- TASK DIRECTIONS -
Copy each line exactly.

- DATA SUPPLIED -
--------

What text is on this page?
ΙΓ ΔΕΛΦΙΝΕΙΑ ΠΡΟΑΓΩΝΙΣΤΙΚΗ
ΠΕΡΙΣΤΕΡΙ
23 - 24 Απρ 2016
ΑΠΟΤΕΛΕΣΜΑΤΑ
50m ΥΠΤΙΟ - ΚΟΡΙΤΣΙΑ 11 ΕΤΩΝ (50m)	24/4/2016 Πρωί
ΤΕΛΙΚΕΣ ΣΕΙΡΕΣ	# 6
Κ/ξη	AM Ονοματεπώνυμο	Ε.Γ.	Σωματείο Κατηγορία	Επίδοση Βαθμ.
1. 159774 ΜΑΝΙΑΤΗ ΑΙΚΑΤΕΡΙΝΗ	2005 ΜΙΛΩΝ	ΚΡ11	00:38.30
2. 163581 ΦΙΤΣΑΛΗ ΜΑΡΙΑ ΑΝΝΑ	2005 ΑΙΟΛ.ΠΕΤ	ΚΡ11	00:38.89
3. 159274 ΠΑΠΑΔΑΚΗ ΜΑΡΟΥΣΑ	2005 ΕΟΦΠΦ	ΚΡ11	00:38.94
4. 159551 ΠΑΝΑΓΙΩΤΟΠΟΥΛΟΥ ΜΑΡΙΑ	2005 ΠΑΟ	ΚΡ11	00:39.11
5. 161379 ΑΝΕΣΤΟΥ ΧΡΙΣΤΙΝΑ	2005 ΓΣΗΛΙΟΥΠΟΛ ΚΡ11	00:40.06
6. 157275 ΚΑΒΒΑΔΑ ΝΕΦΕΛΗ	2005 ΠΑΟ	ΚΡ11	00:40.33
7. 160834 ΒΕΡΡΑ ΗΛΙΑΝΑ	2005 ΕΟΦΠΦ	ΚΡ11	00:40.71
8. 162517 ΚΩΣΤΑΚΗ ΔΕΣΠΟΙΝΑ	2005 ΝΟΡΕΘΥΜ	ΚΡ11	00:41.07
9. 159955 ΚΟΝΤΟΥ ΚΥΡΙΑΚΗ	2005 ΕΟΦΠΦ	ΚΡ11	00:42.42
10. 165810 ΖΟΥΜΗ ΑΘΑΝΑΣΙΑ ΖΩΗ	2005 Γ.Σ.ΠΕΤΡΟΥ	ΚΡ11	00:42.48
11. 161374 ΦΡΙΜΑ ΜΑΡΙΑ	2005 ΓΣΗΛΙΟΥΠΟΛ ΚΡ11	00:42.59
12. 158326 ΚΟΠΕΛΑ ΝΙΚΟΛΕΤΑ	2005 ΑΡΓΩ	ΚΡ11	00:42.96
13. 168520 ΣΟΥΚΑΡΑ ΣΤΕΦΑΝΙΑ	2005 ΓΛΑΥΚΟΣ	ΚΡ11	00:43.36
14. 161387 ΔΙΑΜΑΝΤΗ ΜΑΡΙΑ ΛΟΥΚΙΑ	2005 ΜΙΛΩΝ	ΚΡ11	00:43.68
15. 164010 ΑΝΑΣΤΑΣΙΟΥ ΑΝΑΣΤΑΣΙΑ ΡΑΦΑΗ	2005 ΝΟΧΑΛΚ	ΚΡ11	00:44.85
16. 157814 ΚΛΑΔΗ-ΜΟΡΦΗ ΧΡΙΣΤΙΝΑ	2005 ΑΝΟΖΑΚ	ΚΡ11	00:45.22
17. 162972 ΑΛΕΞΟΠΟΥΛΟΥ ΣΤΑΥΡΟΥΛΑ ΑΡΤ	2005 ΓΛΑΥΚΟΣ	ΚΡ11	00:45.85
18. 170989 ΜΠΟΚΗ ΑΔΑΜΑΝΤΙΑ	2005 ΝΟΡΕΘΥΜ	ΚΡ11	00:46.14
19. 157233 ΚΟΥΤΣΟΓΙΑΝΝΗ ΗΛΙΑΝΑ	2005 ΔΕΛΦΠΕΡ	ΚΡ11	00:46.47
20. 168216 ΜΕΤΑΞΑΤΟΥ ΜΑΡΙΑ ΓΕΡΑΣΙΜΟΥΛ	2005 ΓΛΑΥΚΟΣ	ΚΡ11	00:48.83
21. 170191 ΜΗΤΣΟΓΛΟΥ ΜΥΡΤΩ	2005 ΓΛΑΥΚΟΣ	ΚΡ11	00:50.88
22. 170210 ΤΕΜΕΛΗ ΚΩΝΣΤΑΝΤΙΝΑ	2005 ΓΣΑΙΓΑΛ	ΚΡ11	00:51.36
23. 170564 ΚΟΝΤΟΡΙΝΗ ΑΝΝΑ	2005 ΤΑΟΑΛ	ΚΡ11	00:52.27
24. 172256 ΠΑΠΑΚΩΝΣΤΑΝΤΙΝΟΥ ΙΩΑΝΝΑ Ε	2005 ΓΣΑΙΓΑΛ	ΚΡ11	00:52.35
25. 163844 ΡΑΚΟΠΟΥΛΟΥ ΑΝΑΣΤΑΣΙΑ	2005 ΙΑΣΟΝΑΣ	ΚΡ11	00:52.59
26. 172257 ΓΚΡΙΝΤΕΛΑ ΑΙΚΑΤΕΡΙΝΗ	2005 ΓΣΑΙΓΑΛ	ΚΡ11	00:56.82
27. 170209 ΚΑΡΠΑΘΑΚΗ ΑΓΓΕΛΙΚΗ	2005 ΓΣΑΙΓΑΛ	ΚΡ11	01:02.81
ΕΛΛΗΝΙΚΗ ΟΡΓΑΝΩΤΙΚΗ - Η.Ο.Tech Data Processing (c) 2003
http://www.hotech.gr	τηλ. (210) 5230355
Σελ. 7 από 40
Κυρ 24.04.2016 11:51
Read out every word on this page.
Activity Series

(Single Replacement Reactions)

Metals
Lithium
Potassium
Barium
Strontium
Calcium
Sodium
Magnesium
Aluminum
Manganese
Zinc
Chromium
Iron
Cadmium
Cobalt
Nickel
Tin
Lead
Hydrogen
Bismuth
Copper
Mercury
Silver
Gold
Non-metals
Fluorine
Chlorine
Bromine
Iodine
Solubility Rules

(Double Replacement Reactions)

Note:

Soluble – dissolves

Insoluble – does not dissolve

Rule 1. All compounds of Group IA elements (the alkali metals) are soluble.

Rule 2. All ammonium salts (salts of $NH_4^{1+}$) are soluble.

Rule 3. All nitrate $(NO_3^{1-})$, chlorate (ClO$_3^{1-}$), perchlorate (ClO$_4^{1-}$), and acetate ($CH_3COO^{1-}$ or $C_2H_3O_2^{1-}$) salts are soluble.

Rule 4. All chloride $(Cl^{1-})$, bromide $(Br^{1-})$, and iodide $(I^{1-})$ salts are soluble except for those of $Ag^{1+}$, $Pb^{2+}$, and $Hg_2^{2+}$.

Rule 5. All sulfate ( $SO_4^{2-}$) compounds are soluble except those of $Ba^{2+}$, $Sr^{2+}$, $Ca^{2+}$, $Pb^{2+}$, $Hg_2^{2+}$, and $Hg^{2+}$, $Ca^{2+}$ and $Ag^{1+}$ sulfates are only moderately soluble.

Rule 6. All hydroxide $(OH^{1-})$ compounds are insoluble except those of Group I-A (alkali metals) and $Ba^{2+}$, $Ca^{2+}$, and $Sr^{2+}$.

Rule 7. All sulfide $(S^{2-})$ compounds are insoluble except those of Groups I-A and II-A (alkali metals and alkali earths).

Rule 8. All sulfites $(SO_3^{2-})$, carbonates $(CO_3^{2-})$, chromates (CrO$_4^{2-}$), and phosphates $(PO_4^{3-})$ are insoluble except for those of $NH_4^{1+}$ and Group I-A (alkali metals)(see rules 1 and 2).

--------

- EXERCISE ANSWER -
What text is on this page?
ΙΓ ΔΕΛΦΙΝΕΙΑ ΠΡΟΑΓΩΝΙΣΤΙΚΗ
ΠΕΡΙΣΤΕΡΙ
23 - 24 Απρ 2016
ΑΠΟΤΕΛΕΣΜΑΤΑ
50m ΥΠΤΙΟ - ΚΟΡΙΤΣΙΑ 11 ΕΤΩΝ (50m)	24/4/2016 Πρωί
ΤΕΛΙΚΕΣ ΣΕΙΡΕΣ	# 6
Κ/ξη	AM Ονοματεπώνυμο	Ε.Γ.	Σωματείο Κατηγορία	Επίδοση Βαθμ.
1. 159774 ΜΑΝΙΑΤΗ ΑΙΚΑΤΕΡΙΝΗ	2005 ΜΙΛΩΝ	ΚΡ11	00:38.30
2. 163581 ΦΙΤΣΑΛΗ ΜΑΡΙΑ ΑΝΝΑ	2005 ΑΙΟΛ.ΠΕΤ	ΚΡ11	00:38.89
3. 159274 ΠΑΠΑΔΑΚΗ ΜΑΡΟΥΣΑ	2005 ΕΟΦΠΦ	ΚΡ11	00:38.94
4. 159551 ΠΑΝΑΓΙΩΤΟΠΟΥΛΟΥ ΜΑΡΙΑ	2005 ΠΑΟ	ΚΡ11	00:39.11
5. 161379 ΑΝΕΣΤΟΥ ΧΡΙΣΤΙΝΑ	2005 ΓΣΗΛΙΟΥΠΟΛ ΚΡ11	00:40.06
6. 157275 ΚΑΒΒΑΔΑ ΝΕΦΕΛΗ	2005 ΠΑΟ	ΚΡ11	00:40.33
7. 160834 ΒΕΡΡΑ ΗΛΙΑΝΑ	2005 ΕΟΦΠΦ	ΚΡ11	00:40.71
8. 162517 ΚΩΣΤΑΚΗ ΔΕΣΠΟΙΝΑ	2005 ΝΟΡΕΘΥΜ	ΚΡ11	00:41.07
9. 159955 ΚΟΝΤΟΥ ΚΥΡΙΑΚΗ	2005 ΕΟΦΠΦ	ΚΡ11	00:42.42
10. 165810 ΖΟΥΜΗ ΑΘΑΝΑΣΙΑ ΖΩΗ	2005 Γ.Σ.ΠΕΤΡΟΥ	ΚΡ11	00:42.48
11. 161374 ΦΡΙΜΑ ΜΑΡΙΑ	2005 ΓΣΗΛΙΟΥΠΟΛ ΚΡ11	00:42.59
12. 158326 ΚΟΠΕΛΑ ΝΙΚΟΛΕΤΑ	2005 ΑΡΓΩ	ΚΡ11	00:42.96
13. 168520 ΣΟΥΚΑΡΑ ΣΤΕΦΑΝΙΑ	2005 ΓΛΑΥΚΟΣ	ΚΡ11	00:43.36
14. 161387 ΔΙΑΜΑΝΤΗ ΜΑΡΙΑ ΛΟΥΚΙΑ	2005 ΜΙΛΩΝ	ΚΡ11	00:43.68
15. 164010 ΑΝΑΣΤΑΣΙΟΥ ΑΝΑΣΤΑΣΙΑ ΡΑΦΑΗ	2005 ΝΟΧΑΛΚ	ΚΡ11	00:44.85
16. 157814 ΚΛΑΔΗ-ΜΟΡΦΗ ΧΡΙΣΤΙΝΑ	2005 ΑΝΟΖΑΚ	ΚΡ11	00:45.22
17. 162972 ΑΛΕΞΟΠΟΥΛΟΥ ΣΤΑΥΡΟΥΛΑ ΑΡΤ	2005 ΓΛΑΥΚΟΣ	ΚΡ11	00:45.85
18. 170989 ΜΠΟΚΗ ΑΔΑΜΑΝΤΙΑ	2005 ΝΟΡΕΘΥΜ	ΚΡ11	00:46.14
19. 157233 ΚΟΥΤΣΟΓΙΑΝΝΗ ΗΛΙΑΝΑ	2005 ΔΕΛΦΠΕΡ	ΚΡ11	00:46.47
20. 168216 ΜΕΤΑΞΑΤΟΥ ΜΑΡΙΑ ΓΕΡΑΣΙΜΟΥΛ	2005 ΓΛΑΥΚΟΣ	ΚΡ11	00:48.83
21. 170191 ΜΗΤΣΟΓΛΟΥ ΜΥΡΤΩ	2005 ΓΛΑΥΚΟΣ	ΚΡ11	00:50.88
22. 170210 ΤΕΜΕΛΗ ΚΩΝΣΤΑΝΤΙΝΑ	2005 ΓΣΑΙΓΑΛ	ΚΡ11	00:51.36
23. 170564 ΚΟΝΤΟΡΙΝΗ ΑΝΝΑ	2005 ΤΑΟΑΛ	ΚΡ11	00:52.27
24. 172256 ΠΑΠΑΚΩΝΣΤΑΝΤΙΝΟΥ ΙΩΑΝΝΑ Ε	2005 ΓΣΑΙΓΑΛ	ΚΡ11	00:52.35
25. 163844 ΡΑΚΟΠΟΥΛΟΥ ΑΝΑΣΤΑΣΙΑ	2005 ΙΑΣΟΝΑΣ	ΚΡ11	00:52.59
26. 172257 ΓΚΡΙΝΤΕΛΑ ΑΙΚΑΤΕΡΙΝΗ	2005 ΓΣΑΙΓΑΛ	ΚΡ11	00:56.82
27. 170209 ΚΑΡΠΑΘΑΚΗ ΑΓΓΕΛΙΚΗ	2005 ΓΣΑΙΓΑΛ	ΚΡ11	01:02.81
ΕΛΛΗΝΙΚΗ ΟΡΓΑΝΩΤΙΚΗ - Η.Ο.Tech Data Processing (c) 2003
http://www.hotech.gr	τηλ. (210) 5230355
Σελ. 7 από 40
Κυρ 24.04.2016 11:51
Read out every word on this page.
Activity Series

(Single Replacement Reactions)

Metals
Lithium
Potassium
Barium
Strontium
Calcium
Sodium
Magnesium
Aluminum
Manganese
Zinc
Chromium
Iron
Cadmium
Cobalt
Nickel
Tin
Lead
Hydrogen
Bismuth
Copper
Mercury
Silver
Gold
Non-metals
Fluorine
Chlorine
Bromine
Iodine
Solubility Rules

(Double Replacement Reactions)

Note:

Soluble – dissolves

Insoluble – does not dissolve

Rule 1. All compounds of Group IA elements (the alkali metals) are soluble.

Rule 2. All ammonium salts (salts of $NH_4^{1+}$) are soluble.

Rule 3. All nitrate $(NO_3^{1-})$, chlorate (ClO$_3^{1-}$), perchlorate (ClO$_4^{1-}$), and acetate ($CH_3COO^{1-}$ or $C_2H_3O_2^{1-}$) salts are soluble.

Rule 4. All chloride $(Cl^{1-})$, bromide $(Br^{1-})$, and iodide $(I^{1-})$ salts are soluble except for those of $Ag^{1+}$, $Pb^{2+}$, and $Hg_2^{2+}$.

Rule 5. All sulfate ( $SO_4^{2-}$) compounds are soluble except those of $Ba^{2+}$, $Sr^{2+}$, $Ca^{2+}$, $Pb^{2+}$, $Hg_2^{2+}$, and $Hg^{2+}$, $Ca^{2+}$ and $Ag^{1+}$ sulfates are only moderately soluble.

Rule 6. All hydroxide $(OH^{1-})$ compounds are insoluble except those of Group I-A (alkali metals) and $Ba^{2+}$, $Ca^{2+}$, and $Sr^{2+}$.

Rule 7. All sulfide $(S^{2-})$ compounds are insoluble except those of Groups I-A and II-A (alkali metals and alkali earths).

Rule 8. All sulfites $(SO_3^{2-})$, carbonates $(CO_3^{2-})$, chromates (CrO$_4^{2-}$), and phosphates $(PO_4^{3-})$ are insoluble except for those of $NH_4^{1+}$ and Group I-A (alkali metals)(see rules 1 and 2).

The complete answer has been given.